- _PROVIDED RECORDS_:
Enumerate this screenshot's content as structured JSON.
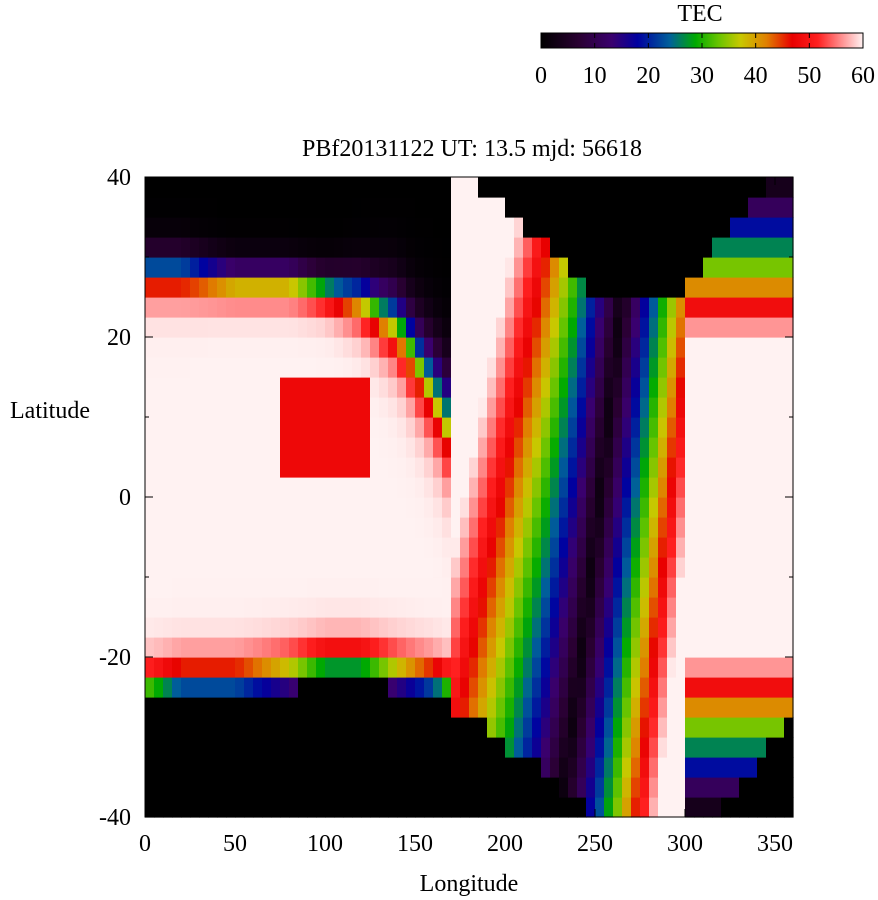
{
  "chart_data": {
    "type": "heatmap",
    "title": "PBf20131122  UT: 13.5  mjd: 56618",
    "xlabel": "Longitude",
    "ylabel": "Latitude",
    "xlim": [
      0,
      360
    ],
    "ylim": [
      -40,
      40
    ],
    "x_ticks": [
      "0",
      "50",
      "100",
      "150",
      "200",
      "250",
      "300",
      "350"
    ],
    "y_ticks": [
      "-40",
      "-20",
      "0",
      "20",
      "40"
    ],
    "x_tick_values": [
      0,
      50,
      100,
      150,
      200,
      250,
      300,
      350
    ],
    "y_tick_values": [
      -40,
      -20,
      0,
      20,
      40
    ],
    "colorbar": {
      "label": "TEC",
      "range": [
        0,
        60
      ],
      "ticks": [
        "0",
        "10",
        "20",
        "30",
        "40",
        "50",
        "60"
      ],
      "tick_values": [
        0,
        10,
        20,
        30,
        40,
        50,
        60
      ],
      "stops": [
        [
          0,
          "#000000"
        ],
        [
          0.12,
          "#2a0033"
        ],
        [
          0.22,
          "#3a006e"
        ],
        [
          0.3,
          "#0000a0"
        ],
        [
          0.4,
          "#00609a"
        ],
        [
          0.48,
          "#00aa00"
        ],
        [
          0.55,
          "#66c400"
        ],
        [
          0.62,
          "#c8c800"
        ],
        [
          0.7,
          "#e08000"
        ],
        [
          0.78,
          "#e80000"
        ],
        [
          0.86,
          "#ff2020"
        ],
        [
          0.93,
          "#ff8a8a"
        ],
        [
          1,
          "#fff2f2"
        ]
      ]
    },
    "cell_size": [
      5,
      2.5
    ],
    "grid_mode": "profile-driven field",
    "profile": {
      "lon_nodes": [
        0,
        20,
        50,
        80,
        100,
        120,
        140,
        160,
        180,
        200,
        220,
        240,
        260,
        280,
        300,
        320,
        340,
        360
      ],
      "north_edge": [
        40,
        40,
        40,
        40,
        40,
        40,
        40,
        40,
        40,
        36,
        32,
        27,
        24,
        24,
        26,
        32,
        38,
        40
      ],
      "south_edge": [
        -26,
        -25,
        -25,
        -24,
        -23,
        -23,
        -24,
        -25,
        -27,
        -31,
        -34,
        -38,
        -40,
        -40,
        -40,
        -39,
        -33,
        -27
      ],
      "gradient_center": [
        28,
        28,
        27,
        27,
        26,
        25,
        22,
        14,
        4,
        -6,
        -14,
        -16,
        -10,
        0,
        10,
        20,
        28,
        30
      ],
      "gradient_width": [
        6,
        6,
        5,
        5,
        5,
        7,
        10,
        12,
        14,
        16,
        18,
        16,
        14,
        12,
        10,
        8,
        6,
        6
      ],
      "core_max": 60,
      "trough_min": 2
    }
  }
}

- _TASK DETAILS_: Each record must be quoted in full and exactly. Do not include the pictures.

- _OUTPUT OF THE EXERCISE_:
Enumerate this screenshot's content as structured JSON.
{
  "chart_data": {
    "type": "heatmap",
    "title": "PBf20131122  UT: 13.5  mjd: 56618",
    "xlabel": "Longitude",
    "ylabel": "Latitude",
    "xlim": [
      0,
      360
    ],
    "ylim": [
      -40,
      40
    ],
    "x_ticks": [
      "0",
      "50",
      "100",
      "150",
      "200",
      "250",
      "300",
      "350"
    ],
    "y_ticks": [
      "-40",
      "-20",
      "0",
      "20",
      "40"
    ],
    "x_tick_values": [
      0,
      50,
      100,
      150,
      200,
      250,
      300,
      350
    ],
    "y_tick_values": [
      -40,
      -20,
      0,
      20,
      40
    ],
    "colorbar": {
      "label": "TEC",
      "range": [
        0,
        60
      ],
      "ticks": [
        "0",
        "10",
        "20",
        "30",
        "40",
        "50",
        "60"
      ],
      "tick_values": [
        0,
        10,
        20,
        30,
        40,
        50,
        60
      ],
      "stops": [
        [
          0,
          "#000000"
        ],
        [
          0.12,
          "#2a0033"
        ],
        [
          0.22,
          "#3a006e"
        ],
        [
          0.3,
          "#0000a0"
        ],
        [
          0.4,
          "#00609a"
        ],
        [
          0.48,
          "#00aa00"
        ],
        [
          0.55,
          "#66c400"
        ],
        [
          0.62,
          "#c8c800"
        ],
        [
          0.7,
          "#e08000"
        ],
        [
          0.78,
          "#e80000"
        ],
        [
          0.86,
          "#ff2020"
        ],
        [
          0.93,
          "#ff8a8a"
        ],
        [
          1,
          "#fff2f2"
        ]
      ]
    },
    "cell_size": [
      5,
      2.5
    ],
    "grid_mode": "profile-driven field",
    "profile": {
      "lon_nodes": [
        0,
        20,
        50,
        80,
        100,
        120,
        140,
        160,
        180,
        200,
        220,
        240,
        260,
        280,
        300,
        320,
        340,
        360
      ],
      "north_edge": [
        40,
        40,
        40,
        40,
        40,
        40,
        40,
        40,
        40,
        36,
        32,
        27,
        24,
        24,
        26,
        32,
        38,
        40
      ],
      "south_edge": [
        -26,
        -25,
        -25,
        -24,
        -23,
        -23,
        -24,
        -25,
        -27,
        -31,
        -34,
        -38,
        -40,
        -40,
        -40,
        -39,
        -33,
        -27
      ],
      "gradient_center": [
        28,
        28,
        27,
        27,
        26,
        25,
        22,
        14,
        4,
        -6,
        -14,
        -16,
        -10,
        0,
        10,
        20,
        28,
        30
      ],
      "gradient_width": [
        6,
        6,
        5,
        5,
        5,
        7,
        10,
        12,
        14,
        16,
        18,
        16,
        14,
        12,
        10,
        8,
        6,
        6
      ],
      "core_max": 60,
      "trough_min": 2
    }
  }
}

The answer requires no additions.